• [ZU ERLEDIGEN]: Zu welcher Erkenntnis über die Empfehlungen zur Vergütungshöhe der Sparkassenvorstände kamen die Sparkassenverbände laut dem Textauszug zur Vorstandsvergütung?

• [TEXTAUSZUG]:
◇ ◇ ◇

Notker Becker, Sprecher des Rheinischen Verbandes:  

„Die Sparkassenverbände haben die Anstellungsbedingungen der Sparkassenvorstände in NRW mit den Anstellungsbedingungen der Vorstände von Genossenschaftsbanken und privaten Regional- und Landesbanken, Förderbanken sowie den Anstellungsbedingungen der ersten und zweiten Führungsebene privater Kreditinstitute verglichen. Ferner wurden die Anstellungsbedingungen der Sparkassenvorstände in NRW mit den Empfehlungen für Anstellungsbedingungen der Sparkassenvorstände anderer Regionalverbände verglichen. Schließlich wurde die Wettbewerbssituation bei der Rekrutierung von Sparkassenvorständen aufgearbeitet. Aus diesen Untersuchungen wurde u. a. die Erkenntnis gewonnen, dass die Empfehlungen zur Vergütungshöhe der Sparkassenvorstände  dem Marktniveau entsprechen,  insbesondere im Vergleich zu Genossenschaftsbanken und anderen Regionalbanken ähnlicher Größenordnung.“

Sie wollen wissen, wie hoch die Vorstandsgehälter in ihrer Sparkasse sind? Alle Daten finden Sie  am Ende des Textes.

◇ ◇ ◇

• [AUSGANGSMATERIAL]:
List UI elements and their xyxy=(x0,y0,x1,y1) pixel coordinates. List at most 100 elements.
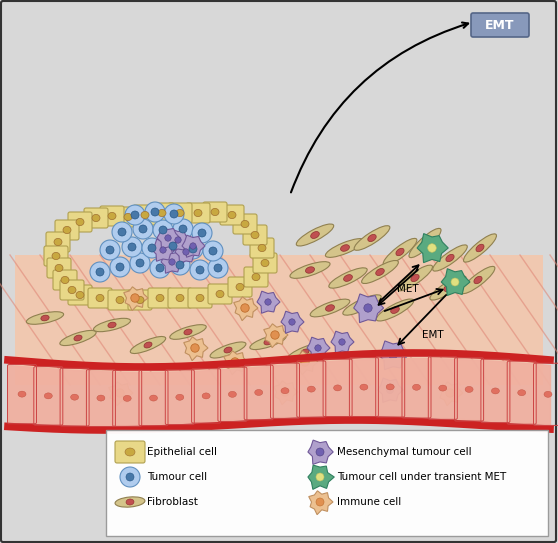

◇ ◇ ◇

• [LÖSUNG]: Die Empfehlungen entsprechen dem Marktniveau, insbesondere im Vergleich zu Genossenschaftsbanken und anderen Regionalbanken ähnlicher Größenordnung.